__Record set__
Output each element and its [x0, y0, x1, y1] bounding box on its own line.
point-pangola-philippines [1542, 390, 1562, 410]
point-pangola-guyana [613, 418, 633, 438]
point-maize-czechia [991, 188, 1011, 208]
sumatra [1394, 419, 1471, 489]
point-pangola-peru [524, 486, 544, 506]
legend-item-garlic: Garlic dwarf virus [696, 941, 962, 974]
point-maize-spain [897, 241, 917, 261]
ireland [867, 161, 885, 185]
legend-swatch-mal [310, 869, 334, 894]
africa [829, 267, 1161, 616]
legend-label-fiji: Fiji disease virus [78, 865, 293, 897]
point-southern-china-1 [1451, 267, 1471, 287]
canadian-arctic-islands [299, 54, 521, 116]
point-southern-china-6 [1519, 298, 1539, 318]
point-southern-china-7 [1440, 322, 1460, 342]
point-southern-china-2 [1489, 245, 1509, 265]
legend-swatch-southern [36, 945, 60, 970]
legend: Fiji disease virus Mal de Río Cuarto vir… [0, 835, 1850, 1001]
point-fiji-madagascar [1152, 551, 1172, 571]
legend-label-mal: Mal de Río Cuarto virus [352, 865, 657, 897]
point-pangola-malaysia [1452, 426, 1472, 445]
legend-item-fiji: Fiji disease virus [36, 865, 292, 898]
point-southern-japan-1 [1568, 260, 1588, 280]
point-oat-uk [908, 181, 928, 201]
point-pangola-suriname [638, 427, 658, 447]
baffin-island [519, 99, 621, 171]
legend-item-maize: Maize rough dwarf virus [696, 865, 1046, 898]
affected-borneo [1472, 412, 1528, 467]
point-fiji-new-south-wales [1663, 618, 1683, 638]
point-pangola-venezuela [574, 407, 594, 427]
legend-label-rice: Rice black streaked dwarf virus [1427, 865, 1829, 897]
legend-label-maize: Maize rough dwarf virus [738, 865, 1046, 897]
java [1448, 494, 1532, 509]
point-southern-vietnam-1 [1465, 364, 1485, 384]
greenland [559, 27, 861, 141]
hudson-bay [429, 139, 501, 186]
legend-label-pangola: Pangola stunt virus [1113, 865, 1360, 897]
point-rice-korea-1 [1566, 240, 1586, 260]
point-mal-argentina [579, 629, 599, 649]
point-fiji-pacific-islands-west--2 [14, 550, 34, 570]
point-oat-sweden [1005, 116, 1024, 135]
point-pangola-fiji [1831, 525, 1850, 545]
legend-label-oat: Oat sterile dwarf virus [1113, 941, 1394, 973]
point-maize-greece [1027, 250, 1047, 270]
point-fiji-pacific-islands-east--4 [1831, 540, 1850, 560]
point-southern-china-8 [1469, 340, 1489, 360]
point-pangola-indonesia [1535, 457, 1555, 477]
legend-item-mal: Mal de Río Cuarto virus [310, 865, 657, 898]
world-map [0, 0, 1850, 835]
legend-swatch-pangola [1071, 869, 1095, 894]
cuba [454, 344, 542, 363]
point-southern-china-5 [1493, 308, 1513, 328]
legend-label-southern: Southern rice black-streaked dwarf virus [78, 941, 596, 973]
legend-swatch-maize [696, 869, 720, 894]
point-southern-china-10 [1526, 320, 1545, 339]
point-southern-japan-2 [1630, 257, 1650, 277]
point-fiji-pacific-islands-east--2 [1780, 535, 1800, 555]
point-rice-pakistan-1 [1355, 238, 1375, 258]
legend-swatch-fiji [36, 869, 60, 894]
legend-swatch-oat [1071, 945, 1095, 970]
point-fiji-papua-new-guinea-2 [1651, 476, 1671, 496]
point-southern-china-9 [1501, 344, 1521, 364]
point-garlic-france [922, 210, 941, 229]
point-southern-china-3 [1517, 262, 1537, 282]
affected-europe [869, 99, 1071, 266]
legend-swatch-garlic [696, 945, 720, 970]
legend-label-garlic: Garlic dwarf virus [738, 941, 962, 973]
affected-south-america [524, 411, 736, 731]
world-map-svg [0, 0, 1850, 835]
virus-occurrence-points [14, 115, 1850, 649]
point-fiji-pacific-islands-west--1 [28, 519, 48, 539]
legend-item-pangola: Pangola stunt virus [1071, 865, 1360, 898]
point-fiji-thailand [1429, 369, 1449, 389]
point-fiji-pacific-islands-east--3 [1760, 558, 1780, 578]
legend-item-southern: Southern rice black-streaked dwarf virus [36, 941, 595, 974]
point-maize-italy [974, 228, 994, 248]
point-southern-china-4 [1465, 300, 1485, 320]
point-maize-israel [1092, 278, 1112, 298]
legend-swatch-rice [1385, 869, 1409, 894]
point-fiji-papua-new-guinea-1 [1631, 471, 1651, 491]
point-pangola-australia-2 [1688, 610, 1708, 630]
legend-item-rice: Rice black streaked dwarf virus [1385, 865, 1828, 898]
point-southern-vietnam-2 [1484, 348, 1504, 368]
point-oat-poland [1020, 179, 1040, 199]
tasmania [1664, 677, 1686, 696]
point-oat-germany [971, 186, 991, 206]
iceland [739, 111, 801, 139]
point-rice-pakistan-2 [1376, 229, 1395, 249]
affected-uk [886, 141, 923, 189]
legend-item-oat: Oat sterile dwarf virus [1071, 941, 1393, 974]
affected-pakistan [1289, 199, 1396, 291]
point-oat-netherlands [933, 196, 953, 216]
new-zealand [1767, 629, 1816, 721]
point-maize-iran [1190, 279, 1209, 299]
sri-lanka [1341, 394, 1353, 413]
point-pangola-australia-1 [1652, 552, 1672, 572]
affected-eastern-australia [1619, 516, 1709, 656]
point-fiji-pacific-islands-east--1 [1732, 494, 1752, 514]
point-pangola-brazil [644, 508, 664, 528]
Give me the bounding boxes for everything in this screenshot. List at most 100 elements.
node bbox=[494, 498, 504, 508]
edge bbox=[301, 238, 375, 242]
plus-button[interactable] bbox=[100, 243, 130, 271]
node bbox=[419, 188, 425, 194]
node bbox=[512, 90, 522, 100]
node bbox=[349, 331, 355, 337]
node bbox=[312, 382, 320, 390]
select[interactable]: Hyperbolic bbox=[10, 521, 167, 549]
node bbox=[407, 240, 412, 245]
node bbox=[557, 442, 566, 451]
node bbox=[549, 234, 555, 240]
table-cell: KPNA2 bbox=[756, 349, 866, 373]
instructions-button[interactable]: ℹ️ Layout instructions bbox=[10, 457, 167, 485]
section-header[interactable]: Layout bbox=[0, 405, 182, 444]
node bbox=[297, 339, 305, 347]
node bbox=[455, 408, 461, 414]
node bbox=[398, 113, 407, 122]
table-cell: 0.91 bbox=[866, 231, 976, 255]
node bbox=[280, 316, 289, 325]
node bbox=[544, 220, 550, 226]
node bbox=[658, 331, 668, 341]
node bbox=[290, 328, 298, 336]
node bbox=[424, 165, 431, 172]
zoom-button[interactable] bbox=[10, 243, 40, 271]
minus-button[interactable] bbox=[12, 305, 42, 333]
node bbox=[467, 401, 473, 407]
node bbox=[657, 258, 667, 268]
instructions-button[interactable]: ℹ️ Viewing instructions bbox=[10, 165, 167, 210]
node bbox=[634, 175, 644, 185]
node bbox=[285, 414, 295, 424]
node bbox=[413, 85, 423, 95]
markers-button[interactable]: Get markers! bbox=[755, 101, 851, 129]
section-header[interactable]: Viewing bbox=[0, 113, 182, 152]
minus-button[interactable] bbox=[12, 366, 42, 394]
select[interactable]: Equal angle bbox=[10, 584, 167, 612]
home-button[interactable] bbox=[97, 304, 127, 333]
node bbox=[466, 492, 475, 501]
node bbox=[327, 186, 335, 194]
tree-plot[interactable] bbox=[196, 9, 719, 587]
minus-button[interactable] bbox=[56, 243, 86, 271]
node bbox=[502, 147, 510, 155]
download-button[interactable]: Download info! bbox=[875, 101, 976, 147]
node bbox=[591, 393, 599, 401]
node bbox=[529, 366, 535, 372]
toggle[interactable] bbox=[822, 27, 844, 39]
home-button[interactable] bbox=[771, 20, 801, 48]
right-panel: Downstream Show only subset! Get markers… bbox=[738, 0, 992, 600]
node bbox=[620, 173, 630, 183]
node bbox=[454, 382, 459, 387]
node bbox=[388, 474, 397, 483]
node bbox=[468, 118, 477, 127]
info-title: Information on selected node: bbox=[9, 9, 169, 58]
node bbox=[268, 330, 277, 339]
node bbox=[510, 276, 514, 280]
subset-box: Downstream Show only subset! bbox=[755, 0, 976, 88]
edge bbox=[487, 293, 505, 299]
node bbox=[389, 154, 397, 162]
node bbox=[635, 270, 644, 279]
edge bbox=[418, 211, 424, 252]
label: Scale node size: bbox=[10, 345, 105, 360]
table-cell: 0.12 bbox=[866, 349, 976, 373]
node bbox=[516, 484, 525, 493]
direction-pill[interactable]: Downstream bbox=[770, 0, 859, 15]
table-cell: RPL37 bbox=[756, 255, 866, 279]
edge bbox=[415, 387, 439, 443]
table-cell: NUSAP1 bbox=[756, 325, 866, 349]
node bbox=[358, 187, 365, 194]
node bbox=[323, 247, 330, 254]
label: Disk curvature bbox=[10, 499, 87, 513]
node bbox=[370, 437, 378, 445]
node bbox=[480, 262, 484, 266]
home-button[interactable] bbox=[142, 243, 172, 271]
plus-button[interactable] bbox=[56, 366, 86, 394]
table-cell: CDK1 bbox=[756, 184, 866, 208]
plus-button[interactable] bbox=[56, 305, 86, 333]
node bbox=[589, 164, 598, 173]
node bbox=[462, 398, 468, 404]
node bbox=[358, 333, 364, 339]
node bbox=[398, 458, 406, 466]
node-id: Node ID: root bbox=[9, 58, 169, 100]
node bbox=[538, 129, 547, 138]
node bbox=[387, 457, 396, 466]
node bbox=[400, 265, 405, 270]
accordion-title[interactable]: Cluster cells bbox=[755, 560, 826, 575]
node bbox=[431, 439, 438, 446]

__Assigned task__
Count how many lines of the listing include "subset". Nothing but the number is wanted.

__Answer to this problem__
2